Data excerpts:

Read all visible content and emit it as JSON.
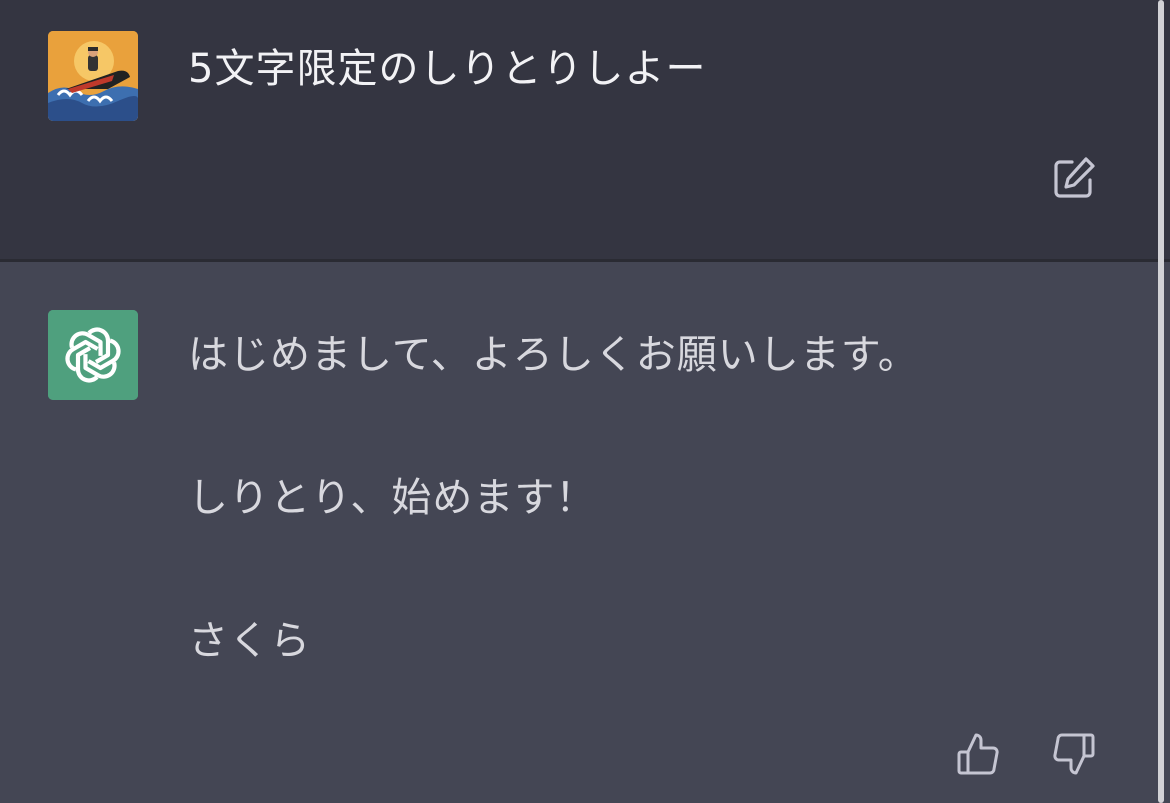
{
  "conversation": {
    "user_message": {
      "text": "5文字限定のしりとりしよー",
      "avatar_icon": "jetski-rider-avatar",
      "edit_icon": "edit-icon"
    },
    "assistant_message": {
      "avatar_icon": "openai-logo-icon",
      "paragraphs": [
        "はじめまして、よろしくお願いします。",
        "しりとり、始めます！",
        "さくら"
      ],
      "feedback_icons": [
        "thumbs-up-icon",
        "thumbs-down-icon"
      ]
    }
  },
  "colors": {
    "user_bg": "#343541",
    "assistant_bg": "#444654",
    "gpt_avatar_bg": "#4fa07e",
    "text": "#ececf1"
  }
}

### Aim of the exercise
Nothing in the entries above should change when they are printed again, except that the pictures are dropped.

### Completed task
Read all visible content and emit it as JSON.
{
  "conversation": {
    "user_message": {
      "text": "5文字限定のしりとりしよー",
      "avatar_icon": "jetski-rider-avatar",
      "edit_icon": "edit-icon"
    },
    "assistant_message": {
      "avatar_icon": "openai-logo-icon",
      "paragraphs": [
        "はじめまして、よろしくお願いします。",
        "しりとり、始めます！",
        "さくら"
      ],
      "feedback_icons": [
        "thumbs-up-icon",
        "thumbs-down-icon"
      ]
    }
  },
  "colors": {
    "user_bg": "#343541",
    "assistant_bg": "#444654",
    "gpt_avatar_bg": "#4fa07e",
    "text": "#ececf1"
  }
}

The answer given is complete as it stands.